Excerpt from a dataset
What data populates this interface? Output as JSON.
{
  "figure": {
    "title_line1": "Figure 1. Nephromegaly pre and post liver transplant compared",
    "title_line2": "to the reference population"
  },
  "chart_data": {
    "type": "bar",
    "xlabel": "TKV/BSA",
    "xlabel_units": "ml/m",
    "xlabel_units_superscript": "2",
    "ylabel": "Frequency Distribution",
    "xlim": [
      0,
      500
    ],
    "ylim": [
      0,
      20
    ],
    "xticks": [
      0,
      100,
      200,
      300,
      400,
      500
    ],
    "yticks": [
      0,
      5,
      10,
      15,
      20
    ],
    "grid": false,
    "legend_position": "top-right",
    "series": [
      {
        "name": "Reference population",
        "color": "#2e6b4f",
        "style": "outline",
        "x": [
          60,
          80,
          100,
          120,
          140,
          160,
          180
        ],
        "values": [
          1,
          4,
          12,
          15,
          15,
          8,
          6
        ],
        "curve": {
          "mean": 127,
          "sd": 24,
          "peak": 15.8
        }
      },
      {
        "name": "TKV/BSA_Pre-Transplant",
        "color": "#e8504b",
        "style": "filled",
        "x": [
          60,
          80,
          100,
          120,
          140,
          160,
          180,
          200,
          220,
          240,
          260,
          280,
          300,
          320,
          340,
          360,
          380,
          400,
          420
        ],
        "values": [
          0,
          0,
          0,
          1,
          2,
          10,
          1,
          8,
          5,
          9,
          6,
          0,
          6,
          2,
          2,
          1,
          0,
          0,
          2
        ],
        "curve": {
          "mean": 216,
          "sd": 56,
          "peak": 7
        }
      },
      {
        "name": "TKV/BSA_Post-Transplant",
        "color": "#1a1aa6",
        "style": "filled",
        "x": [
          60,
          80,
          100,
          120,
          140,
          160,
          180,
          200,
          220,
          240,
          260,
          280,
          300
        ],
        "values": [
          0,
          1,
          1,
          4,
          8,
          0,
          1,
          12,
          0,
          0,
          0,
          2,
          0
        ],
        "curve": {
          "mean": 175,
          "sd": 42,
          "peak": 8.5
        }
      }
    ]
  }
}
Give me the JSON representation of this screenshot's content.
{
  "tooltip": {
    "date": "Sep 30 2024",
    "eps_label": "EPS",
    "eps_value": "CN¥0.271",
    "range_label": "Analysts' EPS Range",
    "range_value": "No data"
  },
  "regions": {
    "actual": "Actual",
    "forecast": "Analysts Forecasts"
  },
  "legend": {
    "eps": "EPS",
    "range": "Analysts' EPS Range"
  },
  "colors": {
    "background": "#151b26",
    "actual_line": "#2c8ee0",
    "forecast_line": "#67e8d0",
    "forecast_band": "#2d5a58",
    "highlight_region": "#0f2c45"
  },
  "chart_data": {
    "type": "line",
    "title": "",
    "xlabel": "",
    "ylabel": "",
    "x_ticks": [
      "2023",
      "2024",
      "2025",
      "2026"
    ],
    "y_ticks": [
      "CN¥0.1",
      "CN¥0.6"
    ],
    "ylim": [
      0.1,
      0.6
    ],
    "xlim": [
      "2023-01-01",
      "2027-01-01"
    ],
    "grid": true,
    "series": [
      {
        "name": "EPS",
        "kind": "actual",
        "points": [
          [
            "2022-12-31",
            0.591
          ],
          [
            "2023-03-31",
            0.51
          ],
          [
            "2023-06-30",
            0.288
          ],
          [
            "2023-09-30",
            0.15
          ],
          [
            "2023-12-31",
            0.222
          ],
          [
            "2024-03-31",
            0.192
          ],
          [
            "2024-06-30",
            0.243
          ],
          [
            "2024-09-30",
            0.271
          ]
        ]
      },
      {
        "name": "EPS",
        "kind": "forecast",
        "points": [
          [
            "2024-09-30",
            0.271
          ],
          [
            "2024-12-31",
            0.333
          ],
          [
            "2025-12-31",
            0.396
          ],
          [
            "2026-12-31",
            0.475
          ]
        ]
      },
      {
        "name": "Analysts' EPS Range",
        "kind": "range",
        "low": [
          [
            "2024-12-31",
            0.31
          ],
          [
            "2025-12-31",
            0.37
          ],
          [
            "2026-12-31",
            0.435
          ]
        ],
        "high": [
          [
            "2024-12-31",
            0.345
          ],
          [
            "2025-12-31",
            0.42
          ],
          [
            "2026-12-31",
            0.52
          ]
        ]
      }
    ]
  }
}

- [Requirements] Repeat the entries above exactly, leaving nothing out.

- [Completed task]
What data populates this interface? Output as JSON.
{
  "figure": {
    "title_line1": "Figure 1. Nephromegaly pre and post liver transplant compared",
    "title_line2": "to the reference population"
  },
  "chart_data": {
    "type": "bar",
    "xlabel": "TKV/BSA",
    "xlabel_units": "ml/m",
    "xlabel_units_superscript": "2",
    "ylabel": "Frequency Distribution",
    "xlim": [
      0,
      500
    ],
    "ylim": [
      0,
      20
    ],
    "xticks": [
      0,
      100,
      200,
      300,
      400,
      500
    ],
    "yticks": [
      0,
      5,
      10,
      15,
      20
    ],
    "grid": false,
    "legend_position": "top-right",
    "series": [
      {
        "name": "Reference population",
        "color": "#2e6b4f",
        "style": "outline",
        "x": [
          60,
          80,
          100,
          120,
          140,
          160,
          180
        ],
        "values": [
          1,
          4,
          12,
          15,
          15,
          8,
          6
        ],
        "curve": {
          "mean": 127,
          "sd": 24,
          "peak": 15.8
        }
      },
      {
        "name": "TKV/BSA_Pre-Transplant",
        "color": "#e8504b",
        "style": "filled",
        "x": [
          60,
          80,
          100,
          120,
          140,
          160,
          180,
          200,
          220,
          240,
          260,
          280,
          300,
          320,
          340,
          360,
          380,
          400,
          420
        ],
        "values": [
          0,
          0,
          0,
          1,
          2,
          10,
          1,
          8,
          5,
          9,
          6,
          0,
          6,
          2,
          2,
          1,
          0,
          0,
          2
        ],
        "curve": {
          "mean": 216,
          "sd": 56,
          "peak": 7
        }
      },
      {
        "name": "TKV/BSA_Post-Transplant",
        "color": "#1a1aa6",
        "style": "filled",
        "x": [
          60,
          80,
          100,
          120,
          140,
          160,
          180,
          200,
          220,
          240,
          260,
          280,
          300
        ],
        "values": [
          0,
          1,
          1,
          4,
          8,
          0,
          1,
          12,
          0,
          0,
          0,
          2,
          0
        ],
        "curve": {
          "mean": 175,
          "sd": 42,
          "peak": 8.5
        }
      }
    ]
  }
}
Give me the JSON representation of this screenshot's content.
{
  "tooltip": {
    "date": "Sep 30 2024",
    "eps_label": "EPS",
    "eps_value": "CN¥0.271",
    "range_label": "Analysts' EPS Range",
    "range_value": "No data"
  },
  "regions": {
    "actual": "Actual",
    "forecast": "Analysts Forecasts"
  },
  "legend": {
    "eps": "EPS",
    "range": "Analysts' EPS Range"
  },
  "colors": {
    "background": "#151b26",
    "actual_line": "#2c8ee0",
    "forecast_line": "#67e8d0",
    "forecast_band": "#2d5a58",
    "highlight_region": "#0f2c45"
  },
  "chart_data": {
    "type": "line",
    "title": "",
    "xlabel": "",
    "ylabel": "",
    "x_ticks": [
      "2023",
      "2024",
      "2025",
      "2026"
    ],
    "y_ticks": [
      "CN¥0.1",
      "CN¥0.6"
    ],
    "ylim": [
      0.1,
      0.6
    ],
    "xlim": [
      "2023-01-01",
      "2027-01-01"
    ],
    "grid": true,
    "series": [
      {
        "name": "EPS",
        "kind": "actual",
        "points": [
          [
            "2022-12-31",
            0.591
          ],
          [
            "2023-03-31",
            0.51
          ],
          [
            "2023-06-30",
            0.288
          ],
          [
            "2023-09-30",
            0.15
          ],
          [
            "2023-12-31",
            0.222
          ],
          [
            "2024-03-31",
            0.192
          ],
          [
            "2024-06-30",
            0.243
          ],
          [
            "2024-09-30",
            0.271
          ]
        ]
      },
      {
        "name": "EPS",
        "kind": "forecast",
        "points": [
          [
            "2024-09-30",
            0.271
          ],
          [
            "2024-12-31",
            0.333
          ],
          [
            "2025-12-31",
            0.396
          ],
          [
            "2026-12-31",
            0.475
          ]
        ]
      },
      {
        "name": "Analysts' EPS Range",
        "kind": "range",
        "low": [
          [
            "2024-12-31",
            0.31
          ],
          [
            "2025-12-31",
            0.37
          ],
          [
            "2026-12-31",
            0.435
          ]
        ],
        "high": [
          [
            "2024-12-31",
            0.345
          ],
          [
            "2025-12-31",
            0.42
          ],
          [
            "2026-12-31",
            0.52
          ]
        ]
      }
    ]
  }
}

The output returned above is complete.